- _Task directions_
Reproduce the listing exactly and skip over any pictures.

- _Records for the exercise_

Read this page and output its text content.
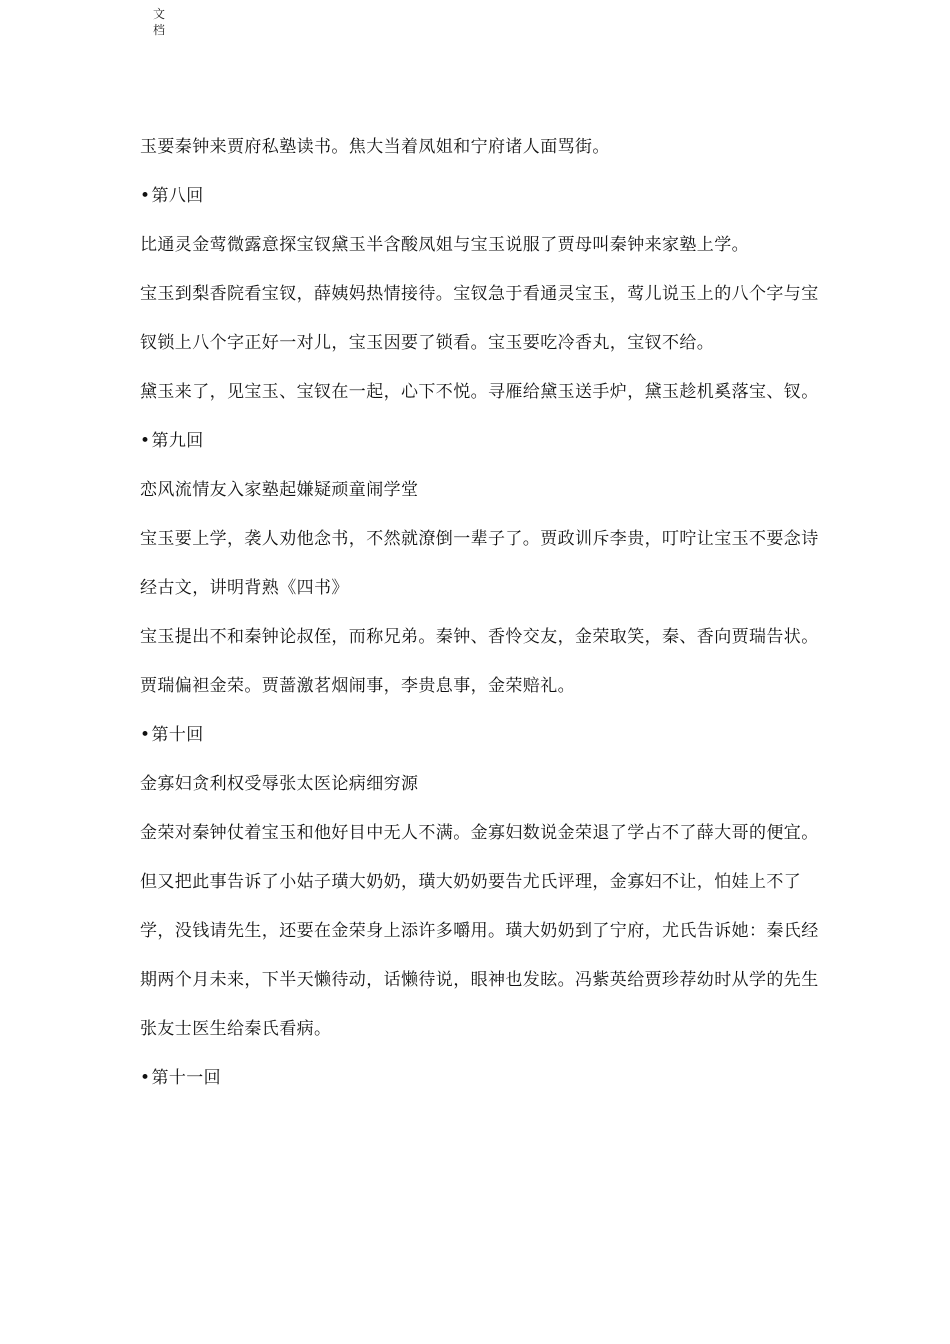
文
档

玉要秦钟来贾府私塾读书。焦大当着凤姐和宁府诸人面骂街。

• 第八回

比通灵金莺微露意探宝钗黛玉半含酸凤姐与宝玉说服了贾母叫秦钟来家塾上学。

宝玉到梨香院看宝钗，薛姨妈热情接待。宝钗急于看通灵宝玉，莺儿说玉上的八个字与宝钗锁上八个字正好一对儿，宝玉因要了锁看。宝玉要吃冷香丸，宝钗不给。

黛玉来了，见宝玉、宝钗在一起，心下不悦。寻雁给黛玉送手炉，黛玉趁机奚落宝、钗。

• 第九回

恋风流情友入家塾起嫌疑顽童闹学堂

宝玉要上学，袭人劝他念书，不然就潦倒一辈子了。贾政训斥李贵，叮咛让宝玉不要念诗经古文，讲明背熟《四书》

宝玉提出不和秦钟论叔侄，而称兄弟。秦钟、香怜交友，金荣取笑，秦、香向贾瑞告状。贾瑞偏袒金荣。贾蔷激茗烟闹事，李贵息事，金荣赔礼。

• 第十回

金寡妇贪利权受辱张太医论病细穷源

金荣对秦钟仗着宝玉和他好目中无人不满。金寡妇数说金荣退了学占不了薛大哥的便宜。但又把此事告诉了小姑子璜大奶奶，璜大奶奶要告尤氏评理，金寡妇不让，怕娃上不了学，没钱请先生，还要在金荣身上添许多嚼用。璜大奶奶到了宁府，尤氏告诉她：秦氏经期两个月未来，下半天懒待动，话懒待说，眼神也发眩。冯紫英给贾珍荐幼时从学的先生张友士医生给秦氏看病。

• 第十一回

- _Expected answer_
Read this page and output its text content.
文
档

玉要秦钟来贾府私塾读书。焦大当着凤姐和宁府诸人面骂街。

• 第八回

比通灵金莺微露意探宝钗黛玉半含酸凤姐与宝玉说服了贾母叫秦钟来家塾上学。

宝玉到梨香院看宝钗，薛姨妈热情接待。宝钗急于看通灵宝玉，莺儿说玉上的八个字与宝钗锁上八个字正好一对儿，宝玉因要了锁看。宝玉要吃冷香丸，宝钗不给。

黛玉来了，见宝玉、宝钗在一起，心下不悦。寻雁给黛玉送手炉，黛玉趁机奚落宝、钗。

• 第九回

恋风流情友入家塾起嫌疑顽童闹学堂

宝玉要上学，袭人劝他念书，不然就潦倒一辈子了。贾政训斥李贵，叮咛让宝玉不要念诗经古文，讲明背熟《四书》

宝玉提出不和秦钟论叔侄，而称兄弟。秦钟、香怜交友，金荣取笑，秦、香向贾瑞告状。贾瑞偏袒金荣。贾蔷激茗烟闹事，李贵息事，金荣赔礼。

• 第十回

金寡妇贪利权受辱张太医论病细穷源

金荣对秦钟仗着宝玉和他好目中无人不满。金寡妇数说金荣退了学占不了薛大哥的便宜。但又把此事告诉了小姑子璜大奶奶，璜大奶奶要告尤氏评理，金寡妇不让，怕娃上不了学，没钱请先生，还要在金荣身上添许多嚼用。璜大奶奶到了宁府，尤氏告诉她：秦氏经期两个月未来，下半天懒待动，话懒待说，眼神也发眩。冯紫英给贾珍荐幼时从学的先生张友士医生给秦氏看病。

• 第十一回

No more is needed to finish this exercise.